TO BE DONE: State only how many lines below include the string "Just".

DATA ENTRIES:
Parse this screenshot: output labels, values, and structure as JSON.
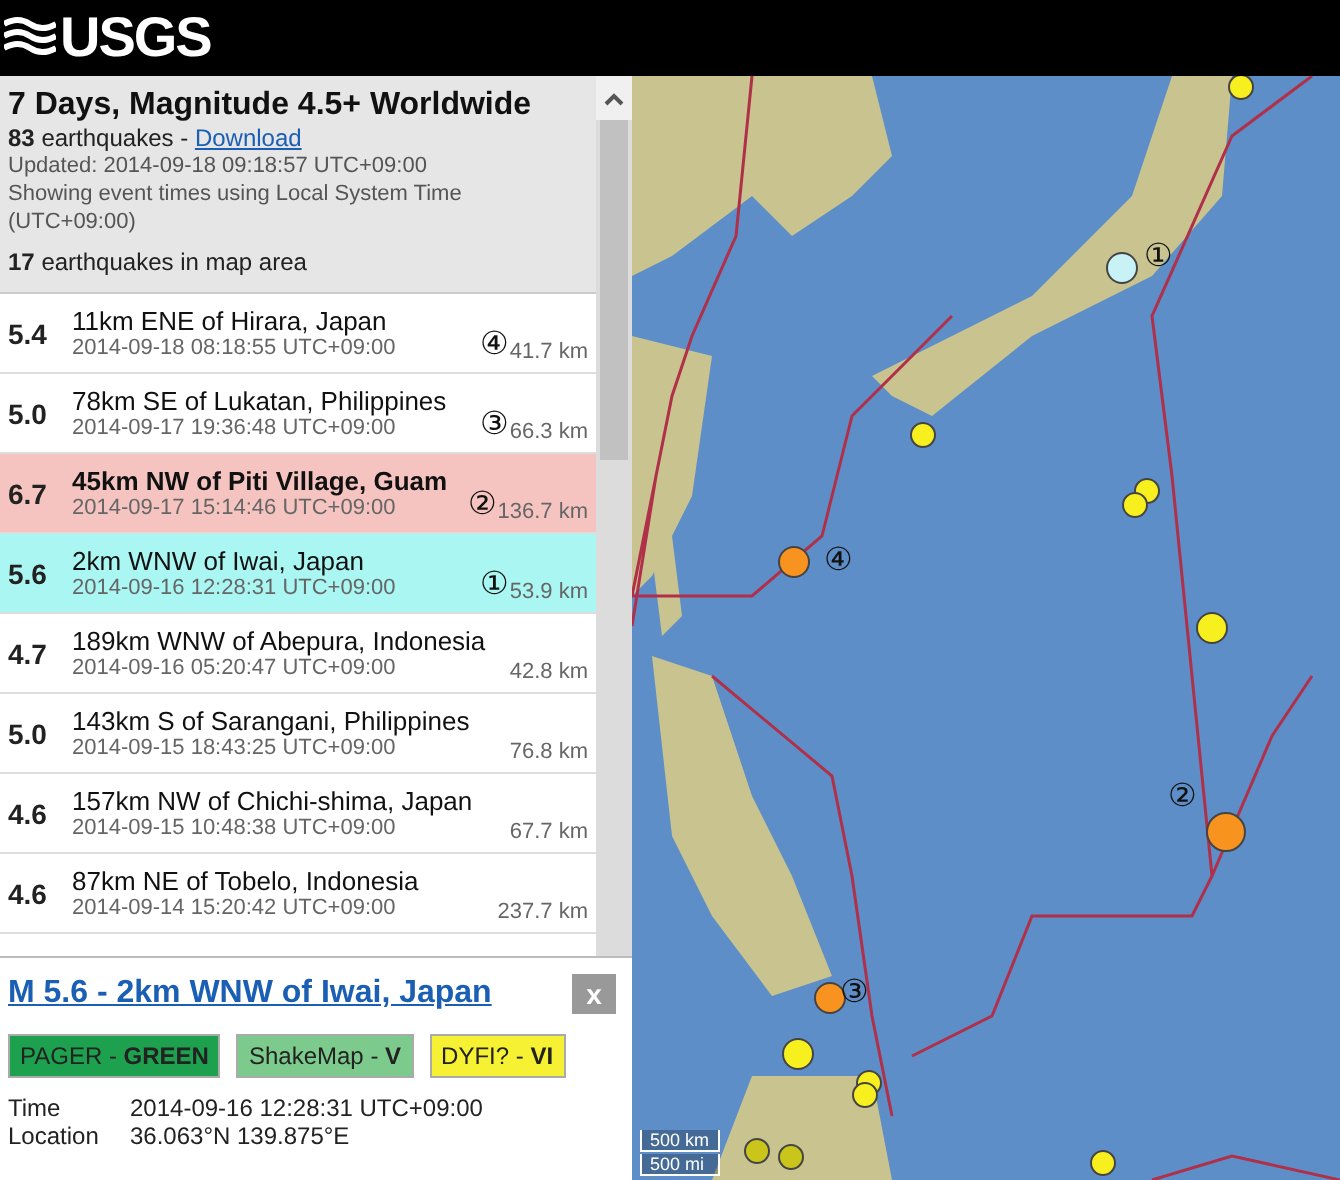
{
  "header": {
    "logo_text": "USGS"
  },
  "feed": {
    "title": "7 Days, Magnitude 4.5+ Worldwide",
    "count": "83",
    "count_label": "earthquakes -",
    "download_link": "Download",
    "updated": "Updated: 2014-09-18 09:18:57 UTC+09:00",
    "time_note": "Showing event times using Local System Time (UTC+09:00)",
    "map_count": "17",
    "map_count_label": "earthquakes in map area"
  },
  "events": [
    {
      "magnitude": "5.4",
      "place": "11km ENE of Hirara, Japan",
      "time": "2014-09-18 08:18:55 UTC+09:00",
      "marker": "④",
      "depth": "41.7 km",
      "selected": false,
      "hovered": false
    },
    {
      "magnitude": "5.0",
      "place": "78km SE of Lukatan, Philippines",
      "time": "2014-09-17 19:36:48 UTC+09:00",
      "marker": "③",
      "depth": "66.3 km",
      "selected": false,
      "hovered": false
    },
    {
      "magnitude": "6.7",
      "place": "45km NW of Piti Village, Guam",
      "time": "2014-09-17 15:14:46 UTC+09:00",
      "marker": "②",
      "depth": "136.7 km",
      "selected": false,
      "hovered": true
    },
    {
      "magnitude": "5.6",
      "place": "2km WNW of Iwai, Japan",
      "time": "2014-09-16 12:28:31 UTC+09:00",
      "marker": "①",
      "depth": "53.9 km",
      "selected": true,
      "hovered": false
    },
    {
      "magnitude": "4.7",
      "place": "189km WNW of Abepura, Indonesia",
      "time": "2014-09-16 05:20:47 UTC+09:00",
      "depth": "42.8 km",
      "selected": false,
      "hovered": false
    },
    {
      "magnitude": "5.0",
      "place": "143km S of Sarangani, Philippines",
      "time": "2014-09-15 18:43:25 UTC+09:00",
      "depth": "76.8 km",
      "selected": false,
      "hovered": false
    },
    {
      "magnitude": "4.6",
      "place": "157km NW of Chichi-shima, Japan",
      "time": "2014-09-15 10:48:38 UTC+09:00",
      "depth": "67.7 km",
      "selected": false,
      "hovered": false
    },
    {
      "magnitude": "4.6",
      "place": "87km NE of Tobelo, Indonesia",
      "time": "2014-09-14 15:20:42 UTC+09:00",
      "depth": "237.7 km",
      "selected": false,
      "hovered": false
    }
  ],
  "popup": {
    "title": "M 5.6 - 2km WNW of Iwai, Japan",
    "close": "x",
    "badges": [
      {
        "label": "PAGER -",
        "value": "GREEN",
        "color": "#1ea14f"
      },
      {
        "label": "ShakeMap -",
        "value": "V",
        "color": "#7ccb8c"
      },
      {
        "label": "DYFI? -",
        "value": "VI",
        "color": "#f6f233"
      }
    ],
    "details": [
      {
        "label": "Time",
        "value": "2014-09-16 12:28:31 UTC+09:00"
      },
      {
        "label": "Location",
        "value": "36.063°N 139.875°E"
      }
    ]
  },
  "map": {
    "markers": [
      {
        "kind": "medium",
        "color": "#f8ef1e"
      },
      {
        "kind": "large",
        "color": "#c8f2f6"
      },
      {
        "kind": "medium",
        "color": "#f8ef1e"
      },
      {
        "kind": "medium",
        "color": "#f8ef1e"
      },
      {
        "kind": "medium",
        "color": "#f8ef1e"
      },
      {
        "kind": "large",
        "color": "#f7931e"
      },
      {
        "kind": "large",
        "color": "#f8ef1e"
      },
      {
        "kind": "xlarge",
        "color": "#f7931e"
      },
      {
        "kind": "large",
        "color": "#f7931e"
      },
      {
        "kind": "large",
        "color": "#f8ef1e"
      },
      {
        "kind": "medium",
        "color": "#f8ef1e"
      },
      {
        "kind": "medium",
        "color": "#f8ef1e"
      },
      {
        "kind": "medium",
        "color": "#c9c51a"
      },
      {
        "kind": "medium",
        "color": "#c9c51a"
      },
      {
        "kind": "medium",
        "color": "#f8ef1e"
      }
    ],
    "labels": [
      "①",
      "④",
      "②",
      "③"
    ],
    "scale": [
      "500 km",
      "500 mi"
    ]
  }
}
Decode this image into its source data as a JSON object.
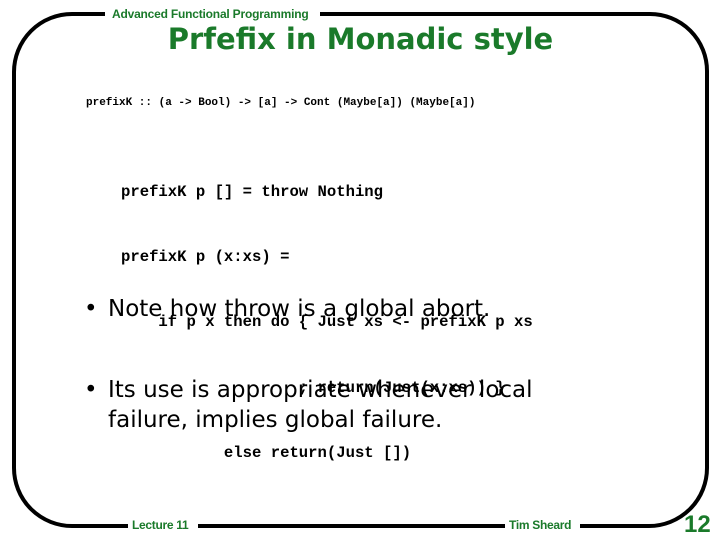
{
  "header": {
    "course": "Advanced Functional Programming",
    "title": "Prfefix in Monadic style"
  },
  "signature": "prefixK :: (a -> Bool) -> [a] -> Cont (Maybe[a]) (Maybe[a])",
  "code_lines": [
    "prefixK p [] = throw Nothing",
    "prefixK p (x:xs) =",
    "    if p x then do { Just xs <- prefixK p xs",
    "                   ; return(Just(x:xs)) }",
    "           else return(Just [])"
  ],
  "bullets": [
    {
      "marker": "•",
      "text": "Note how throw is a global abort."
    },
    {
      "marker": "•",
      "text": "Its use is appropriate whenever local failure, implies global failure."
    }
  ],
  "footer": {
    "left": "Lecture 11",
    "right": "Tim Sheard",
    "page_number": "12"
  },
  "colors": {
    "accent_green": "#1a7a2a",
    "frame": "#000000",
    "text": "#000000"
  }
}
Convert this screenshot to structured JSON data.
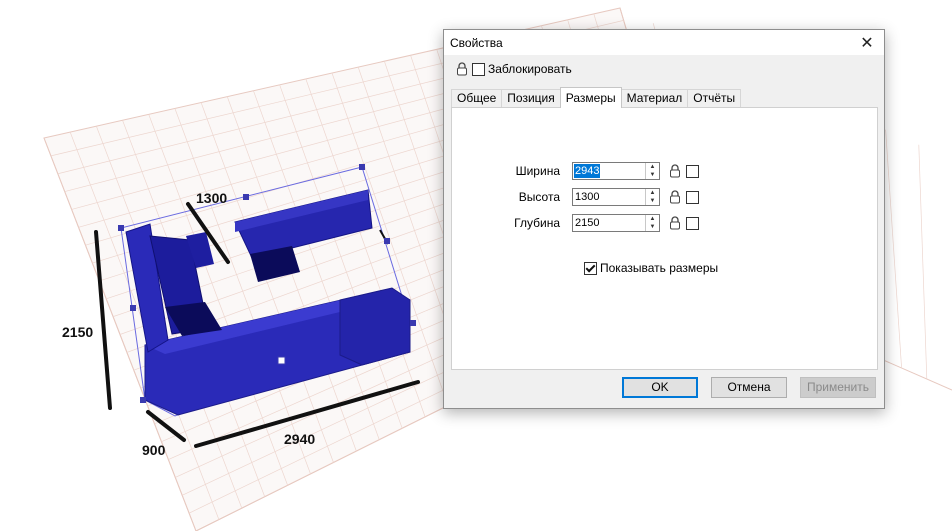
{
  "scene": {
    "dimension_labels": {
      "depth_top": "1300",
      "height_left": "2150",
      "depth_bottom": "900",
      "width_bottom": "2940"
    },
    "colors": {
      "furniture": "#2020b0",
      "furniture_dark": "#0c0c66",
      "grid": "#e7c9c0",
      "selection_outline": "#5a5ad6"
    }
  },
  "dialog": {
    "title": "Свойства",
    "lock_label": "Заблокировать",
    "tabs": [
      {
        "label": "Общее"
      },
      {
        "label": "Позиция"
      },
      {
        "label": "Размеры"
      },
      {
        "label": "Материал"
      },
      {
        "label": "Отчёты"
      }
    ],
    "active_tab": "Размеры",
    "fields": {
      "width": {
        "label": "Ширина",
        "value": "2943"
      },
      "height": {
        "label": "Высота",
        "value": "1300"
      },
      "depth": {
        "label": "Глубина",
        "value": "2150"
      }
    },
    "show_dims_label": "Показывать размеры",
    "buttons": {
      "ok": "OK",
      "cancel": "Отмена",
      "apply": "Применить"
    },
    "colors": {
      "accent": "#0078d7"
    }
  }
}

EXPECTED OUTPUT: 3